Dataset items
····················

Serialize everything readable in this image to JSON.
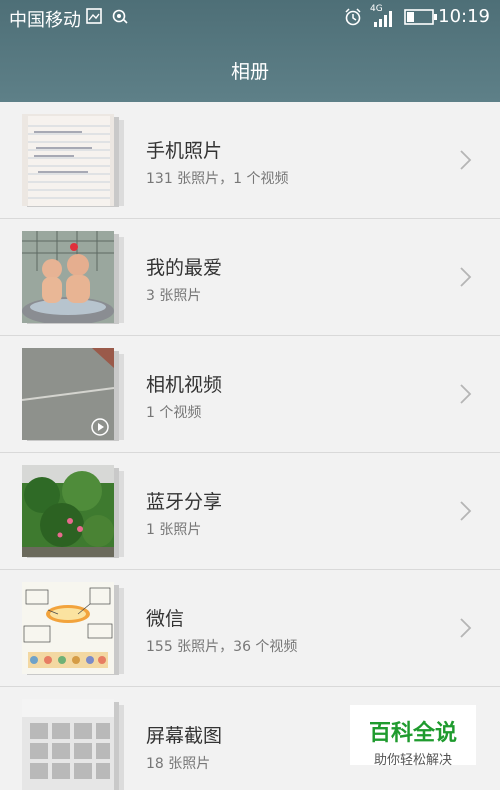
{
  "status_bar": {
    "carrier": "中国移动",
    "network": "4G",
    "time": "10:19"
  },
  "header": {
    "title": "相册"
  },
  "albums": [
    {
      "name": "手机照片",
      "count": "131 张照片，1 个视频"
    },
    {
      "name": "我的最爱",
      "count": "3 张照片"
    },
    {
      "name": "相机视频",
      "count": "1 个视频"
    },
    {
      "name": "蓝牙分享",
      "count": "1 张照片"
    },
    {
      "name": "微信",
      "count": "155 张照片，36 个视频"
    },
    {
      "name": "屏幕截图",
      "count": "18 张照片"
    }
  ],
  "watermark": {
    "title": "百科全说",
    "subtitle": "助你轻松解决"
  },
  "colors": {
    "header": "#577880",
    "background": "#f2f2f2",
    "watermark_green": "#1f9b2e"
  }
}
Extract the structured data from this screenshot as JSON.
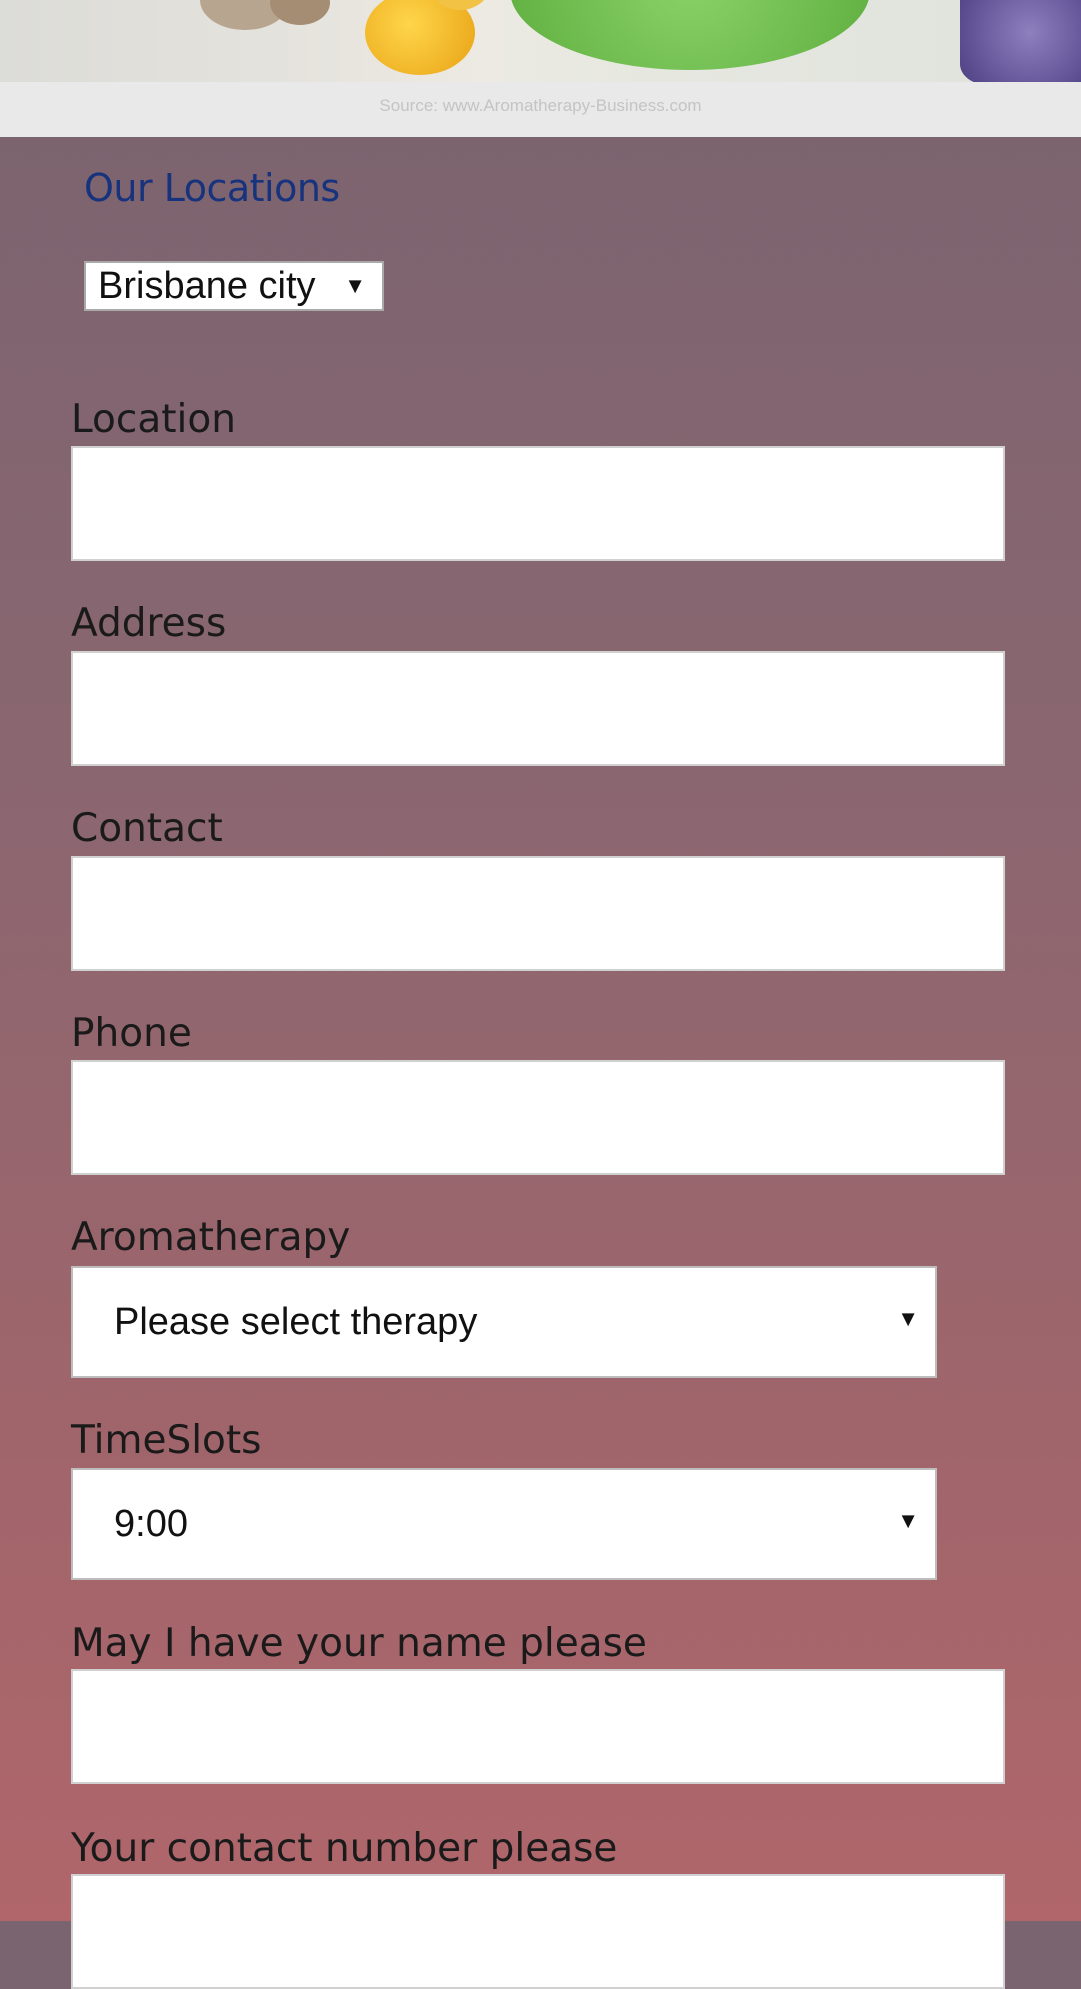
{
  "banner": {
    "source_caption": "Source: www.Aromatherapy-Business.com"
  },
  "locations": {
    "heading": "Our Locations",
    "city_select": {
      "selected": "Brisbane city"
    }
  },
  "form": {
    "location_label": "Location",
    "address_label": "Address",
    "contact_label": "Contact",
    "phone_label": "Phone",
    "aromatherapy_label": "Aromatherapy",
    "aromatherapy_selected": "Please select therapy",
    "timeslots_label": "TimeSlots",
    "timeslots_selected": "9:00",
    "name_label": "May I have your name please",
    "contact_number_label": "Your contact number please"
  },
  "icons": {
    "dropdown": "caret-down-icon"
  },
  "colors": {
    "heading": "#17337d",
    "background_top": "#79646f",
    "background_bottom": "#b0666b"
  }
}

····················

[Short exercise] From the records above, pull out each line that has "this".

[Task output]
Serialize everything readable in this image to JSON.
Extract the structured data from this screenshot as JSON.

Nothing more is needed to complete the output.